__To-do list__:
- a) In the passage about the village inn on the Kras, what pattern was stenciled on the walls of the room inside?
- b) Please carry on the passage about the village inn on the Kras, starting after its final sentence.

begin Page excerpt

Nothing that the Government or the Party could do after the war, when Yugoslavia became officially communist, to stop the people, particularly the women, in these villages from going to church, was even remotely successful. In the years from 1945 onwards, when priests were forbidden to wear vestments and say mass, they went to the church just the same and simply stood inside it in a silent gesture of defiance and disapproval. When transport to distant places of pilgrimage to which they were accustomed to go was denied them, they set off for them on foot.

Wanda’s kinswoman worked as a waitress in a
gostilna
, a village
inn. Its courtyard was shielded from the sun by a trellis of vines so thick that those sitting beneath it were in perpetual twilight. Under it men were playing cards, slapping them down on the tables and making a great deal of noise. One of the characteristics of the Slovene language, at least up here on the Kras, is that those who speak it often sound as if they are engaged in a violent quarrel when, in fact, they are thoroughly enjoying themselves. Also under the vines there was a bowling alley made of rolled earth. In such a place the only woman on view is usually the waitress. The
gostilna
is like a London club, a man’s world.

From the terrace of the inn, long, stone-walled expanses of rock with a bit of earth in them masquerading as fields, and interspersed with windbreaks of young trees, swept up to the foot of the mountains, the Nanos, and the Javornik. The Nanos with its bare, high summit covered, as it often is, with what looked like a wig of white cloud; the Javornik, to the south of the gap through which the road and railway run eastwards to Ljubljana, covered with dense forest which still harbours within its fastnesses red deer, wild boar, wolves and what are some of the last European brown bear.

Marija, Wanda’s
soi-disante
kinswoman, was a widow of indeterminate age, good-looking, if not positively sexy, in a black, widow’s-weedy sort of way. She took us into the building and sat us down at a table in a pale, austere room of which the only other occupants were four fierce-looking young men in blue overalls, who looked as if they might be off duty from a filling station and were playing the same game that was being played on the terrace, a form of whist, slamming the cards down on the table as if they were practising to cut it in quarters with a karate chop, making the rafters ring with cries of what was either rage or triumph.

In one corner there was a big white-tiled wood-burning stove with a long, silver-painted metal pipe extending up from it and
across the width of the room and then out into the open air through a hole in the outer wall, which would ensure that the room was always stiflingly hot in winter, however cold it was outside. Old-fashioned lace curtains effectively obstructed what would have been the same view from the windows that one could enjoy outside on the terrace, and the walls, which had been stencilled with a pale apple-green pattern on a white background, rollers being used for this purpose, were hung with the stuffed heads of various sorts of small game, game that were now completely extinct a few miles away over the border in Italy. (It is a paradox that the enthusiasm of the communist apparat for the chase organized on capitalist lines, to the exclusion of the
hoi polloi
, has led in many communist countries to a positive proliferation of species that in many capitalist countries in Europe have long since become extinct.)

end Page excerpt
begin Data extract

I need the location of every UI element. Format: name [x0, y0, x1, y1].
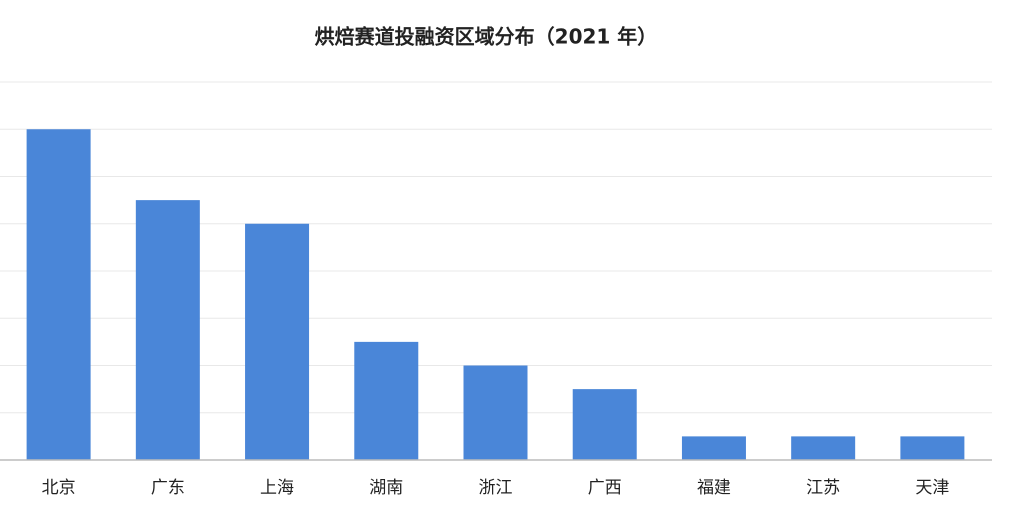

end Data extract

__Answers for this exercise__:
- a) A pale apple-green pattern on a white background, applied with rollers.

- b)
There was also an astonishing profusion of what can only be described as Victorian potted plants, aspidistras, castor oil plants and such, all standing on rather wobbly whatnots. It was all terribly melancholy and over everything hung a faint but palpable, slightly acid smell, compounded of Slavonic cooking, cigarettes, drainage and other elements, difficult to identify, let alone describe, but once inhaled never forgotten. It was a room that was the prototype of a room in a village inn anywhere between the one in which we were now sitting near the eastern shores of the Adriatic, and the Volga.

Here in the Kras, in spite of the heat and the vines heavy with black grapes, not more than twenty miles from its shores, one felt the Mediterranean world receding, could sense that people were no longer looking to it either for sustenance or inspiration, but to Middle Europe.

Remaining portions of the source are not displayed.